[Extracts from a graphics dataset]
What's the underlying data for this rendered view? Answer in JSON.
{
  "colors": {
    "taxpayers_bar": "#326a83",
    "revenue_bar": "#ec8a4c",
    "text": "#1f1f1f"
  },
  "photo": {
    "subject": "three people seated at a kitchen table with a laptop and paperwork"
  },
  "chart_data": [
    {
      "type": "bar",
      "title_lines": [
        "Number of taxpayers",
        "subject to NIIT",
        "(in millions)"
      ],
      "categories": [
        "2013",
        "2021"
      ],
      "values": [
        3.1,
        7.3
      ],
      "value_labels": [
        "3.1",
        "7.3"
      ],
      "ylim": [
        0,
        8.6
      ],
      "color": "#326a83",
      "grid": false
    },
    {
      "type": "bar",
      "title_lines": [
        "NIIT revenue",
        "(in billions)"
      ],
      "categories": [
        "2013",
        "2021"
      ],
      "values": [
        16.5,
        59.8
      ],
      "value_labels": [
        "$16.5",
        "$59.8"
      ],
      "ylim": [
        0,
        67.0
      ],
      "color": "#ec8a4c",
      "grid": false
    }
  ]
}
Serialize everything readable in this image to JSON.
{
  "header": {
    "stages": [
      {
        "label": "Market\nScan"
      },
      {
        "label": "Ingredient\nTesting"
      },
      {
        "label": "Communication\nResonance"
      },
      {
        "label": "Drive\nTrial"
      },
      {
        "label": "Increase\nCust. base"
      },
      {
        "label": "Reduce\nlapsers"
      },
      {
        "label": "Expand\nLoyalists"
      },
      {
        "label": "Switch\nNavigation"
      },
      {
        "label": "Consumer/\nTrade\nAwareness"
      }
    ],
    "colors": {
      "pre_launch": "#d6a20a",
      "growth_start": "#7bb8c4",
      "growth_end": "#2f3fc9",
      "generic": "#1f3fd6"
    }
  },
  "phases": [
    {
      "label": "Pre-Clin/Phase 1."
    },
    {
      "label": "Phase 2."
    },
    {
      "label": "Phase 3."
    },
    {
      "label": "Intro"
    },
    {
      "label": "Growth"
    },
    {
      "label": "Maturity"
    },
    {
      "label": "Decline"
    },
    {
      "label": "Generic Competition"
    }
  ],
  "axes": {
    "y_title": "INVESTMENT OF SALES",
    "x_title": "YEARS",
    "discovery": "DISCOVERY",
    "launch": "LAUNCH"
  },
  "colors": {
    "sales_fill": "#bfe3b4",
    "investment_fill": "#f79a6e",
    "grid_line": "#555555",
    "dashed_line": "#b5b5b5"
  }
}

- _Exercise directions_
In the records above, find each line holding "this" and copy it.

- _Answer for the task_
What's the underlying data for this rendered view? Answer in JSON.
Serialize everything readable in this image to JSON.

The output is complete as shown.